[WORK TO BE COMPLETED]: Without the pictures, repeat the listing character for character.

[DATA RECORDS]:
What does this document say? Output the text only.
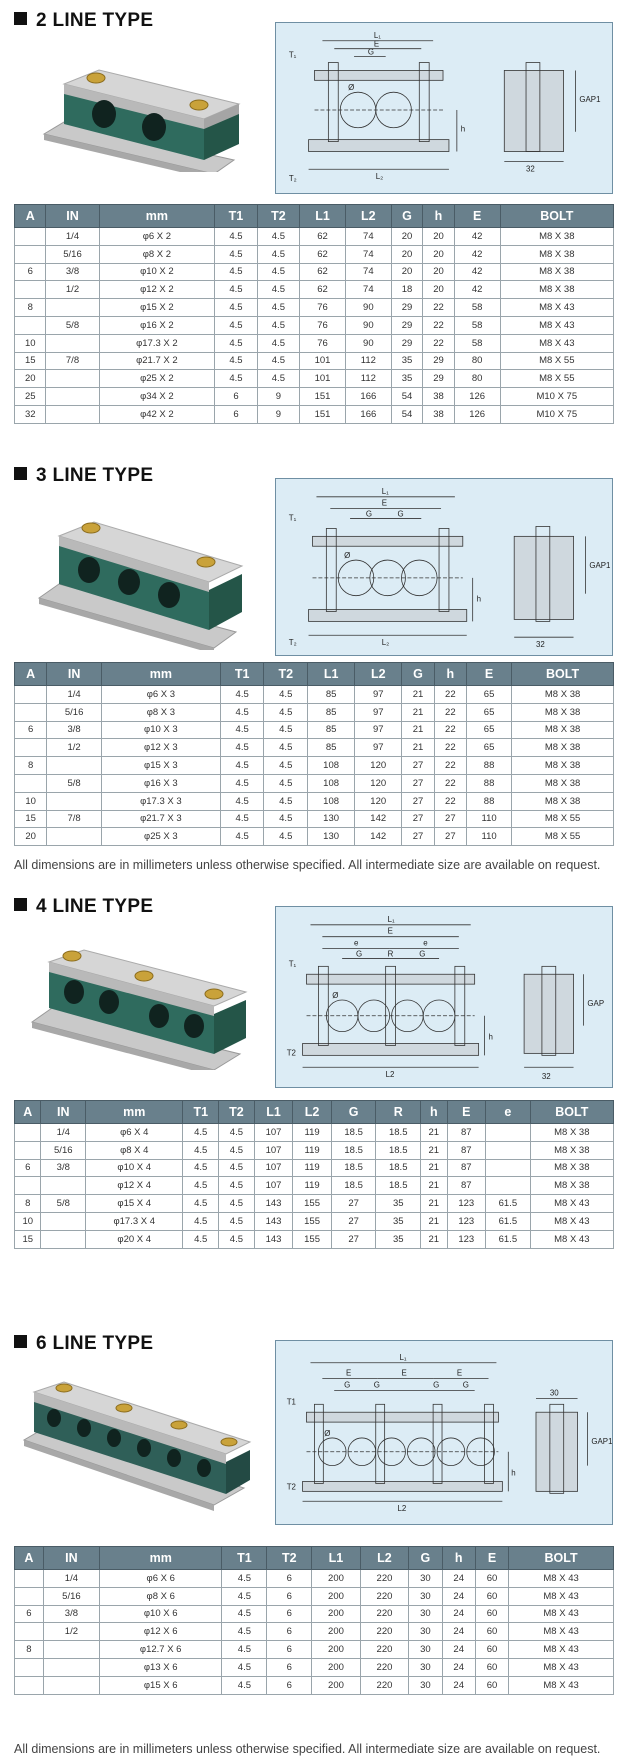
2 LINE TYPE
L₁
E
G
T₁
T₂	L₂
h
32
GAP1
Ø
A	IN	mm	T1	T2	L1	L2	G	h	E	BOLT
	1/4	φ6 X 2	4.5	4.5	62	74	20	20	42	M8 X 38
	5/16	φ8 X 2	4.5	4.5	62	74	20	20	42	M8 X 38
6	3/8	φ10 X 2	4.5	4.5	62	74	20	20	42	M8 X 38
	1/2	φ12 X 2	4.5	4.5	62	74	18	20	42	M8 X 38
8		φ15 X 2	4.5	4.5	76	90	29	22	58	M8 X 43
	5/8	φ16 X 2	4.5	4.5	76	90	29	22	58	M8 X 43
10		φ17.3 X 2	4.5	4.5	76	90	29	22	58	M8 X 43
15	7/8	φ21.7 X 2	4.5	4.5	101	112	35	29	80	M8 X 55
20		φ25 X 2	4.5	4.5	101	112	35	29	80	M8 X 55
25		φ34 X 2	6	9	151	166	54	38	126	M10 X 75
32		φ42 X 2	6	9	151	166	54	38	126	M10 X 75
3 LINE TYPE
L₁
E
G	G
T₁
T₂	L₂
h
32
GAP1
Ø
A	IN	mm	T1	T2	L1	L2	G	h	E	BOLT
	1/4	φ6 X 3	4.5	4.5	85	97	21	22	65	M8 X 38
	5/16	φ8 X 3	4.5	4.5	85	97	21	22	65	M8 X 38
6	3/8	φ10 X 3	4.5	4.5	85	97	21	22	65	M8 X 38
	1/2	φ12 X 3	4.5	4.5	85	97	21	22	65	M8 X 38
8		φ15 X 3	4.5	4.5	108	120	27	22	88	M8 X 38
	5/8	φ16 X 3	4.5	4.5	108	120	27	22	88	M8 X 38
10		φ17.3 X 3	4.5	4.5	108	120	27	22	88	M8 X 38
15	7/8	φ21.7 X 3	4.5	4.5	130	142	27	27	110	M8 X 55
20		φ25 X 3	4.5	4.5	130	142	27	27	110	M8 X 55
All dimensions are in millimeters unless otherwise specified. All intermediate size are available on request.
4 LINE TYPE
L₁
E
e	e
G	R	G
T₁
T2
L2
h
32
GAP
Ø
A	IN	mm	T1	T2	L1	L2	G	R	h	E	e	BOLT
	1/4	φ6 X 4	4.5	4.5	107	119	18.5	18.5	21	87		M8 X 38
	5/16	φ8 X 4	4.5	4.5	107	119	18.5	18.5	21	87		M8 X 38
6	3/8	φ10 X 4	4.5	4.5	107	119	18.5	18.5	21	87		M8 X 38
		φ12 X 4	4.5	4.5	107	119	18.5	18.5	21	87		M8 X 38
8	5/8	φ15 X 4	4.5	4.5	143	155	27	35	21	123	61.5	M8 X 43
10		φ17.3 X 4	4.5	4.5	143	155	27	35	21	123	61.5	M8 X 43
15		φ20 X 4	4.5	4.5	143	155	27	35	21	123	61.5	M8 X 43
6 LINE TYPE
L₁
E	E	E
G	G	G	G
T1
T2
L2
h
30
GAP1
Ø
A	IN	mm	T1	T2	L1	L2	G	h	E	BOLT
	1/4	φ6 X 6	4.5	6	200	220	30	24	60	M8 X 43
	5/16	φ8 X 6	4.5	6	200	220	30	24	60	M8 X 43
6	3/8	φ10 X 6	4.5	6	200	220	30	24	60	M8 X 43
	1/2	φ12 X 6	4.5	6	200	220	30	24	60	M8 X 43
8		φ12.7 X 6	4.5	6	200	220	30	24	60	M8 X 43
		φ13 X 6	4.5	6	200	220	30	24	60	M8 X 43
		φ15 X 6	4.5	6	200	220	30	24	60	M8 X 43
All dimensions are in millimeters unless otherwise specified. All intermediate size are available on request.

[COMPLETED TASK]:
What does this document say? Output the text only.
2 LINE TYPE
L₁
E
G
T₁
T₂	L₂
h
32
GAP1
Ø
A	IN	mm	T1	T2	L1	L2	G	h	E	BOLT
	1/4	φ6 X 2	4.5	4.5	62	74	20	20	42	M8 X 38
	5/16	φ8 X 2	4.5	4.5	62	74	20	20	42	M8 X 38
6	3/8	φ10 X 2	4.5	4.5	62	74	20	20	42	M8 X 38
	1/2	φ12 X 2	4.5	4.5	62	74	18	20	42	M8 X 38
8		φ15 X 2	4.5	4.5	76	90	29	22	58	M8 X 43
	5/8	φ16 X 2	4.5	4.5	76	90	29	22	58	M8 X 43
10		φ17.3 X 2	4.5	4.5	76	90	29	22	58	M8 X 43
15	7/8	φ21.7 X 2	4.5	4.5	101	112	35	29	80	M8 X 55
20		φ25 X 2	4.5	4.5	101	112	35	29	80	M8 X 55
25		φ34 X 2	6	9	151	166	54	38	126	M10 X 75
32		φ42 X 2	6	9	151	166	54	38	126	M10 X 75
3 LINE TYPE
L₁
E
G	G
T₁
T₂	L₂
h
32
GAP1
Ø
A	IN	mm	T1	T2	L1	L2	G	h	E	BOLT
	1/4	φ6 X 3	4.5	4.5	85	97	21	22	65	M8 X 38
	5/16	φ8 X 3	4.5	4.5	85	97	21	22	65	M8 X 38
6	3/8	φ10 X 3	4.5	4.5	85	97	21	22	65	M8 X 38
	1/2	φ12 X 3	4.5	4.5	85	97	21	22	65	M8 X 38
8		φ15 X 3	4.5	4.5	108	120	27	22	88	M8 X 38
	5/8	φ16 X 3	4.5	4.5	108	120	27	22	88	M8 X 38
10		φ17.3 X 3	4.5	4.5	108	120	27	22	88	M8 X 38
15	7/8	φ21.7 X 3	4.5	4.5	130	142	27	27	110	M8 X 55
20		φ25 X 3	4.5	4.5	130	142	27	27	110	M8 X 55
All dimensions are in millimeters unless otherwise specified. All intermediate size are available on request.
4 LINE TYPE
L₁
E
e	e
G	R	G
T₁
T2
L2
h
32
GAP
Ø
A	IN	mm	T1	T2	L1	L2	G	R	h	E	e	BOLT
	1/4	φ6 X 4	4.5	4.5	107	119	18.5	18.5	21	87		M8 X 38
	5/16	φ8 X 4	4.5	4.5	107	119	18.5	18.5	21	87		M8 X 38
6	3/8	φ10 X 4	4.5	4.5	107	119	18.5	18.5	21	87		M8 X 38
		φ12 X 4	4.5	4.5	107	119	18.5	18.5	21	87		M8 X 38
8	5/8	φ15 X 4	4.5	4.5	143	155	27	35	21	123	61.5	M8 X 43
10		φ17.3 X 4	4.5	4.5	143	155	27	35	21	123	61.5	M8 X 43
15		φ20 X 4	4.5	4.5	143	155	27	35	21	123	61.5	M8 X 43
6 LINE TYPE
L₁
E	E	E
G	G	G	G
T1
T2
L2
h
30
GAP1
Ø
A	IN	mm	T1	T2	L1	L2	G	h	E	BOLT
	1/4	φ6 X 6	4.5	6	200	220	30	24	60	M8 X 43
	5/16	φ8 X 6	4.5	6	200	220	30	24	60	M8 X 43
6	3/8	φ10 X 6	4.5	6	200	220	30	24	60	M8 X 43
	1/2	φ12 X 6	4.5	6	200	220	30	24	60	M8 X 43
8		φ12.7 X 6	4.5	6	200	220	30	24	60	M8 X 43
		φ13 X 6	4.5	6	200	220	30	24	60	M8 X 43
		φ15 X 6	4.5	6	200	220	30	24	60	M8 X 43
All dimensions are in millimeters unless otherwise specified. All intermediate size are available on request.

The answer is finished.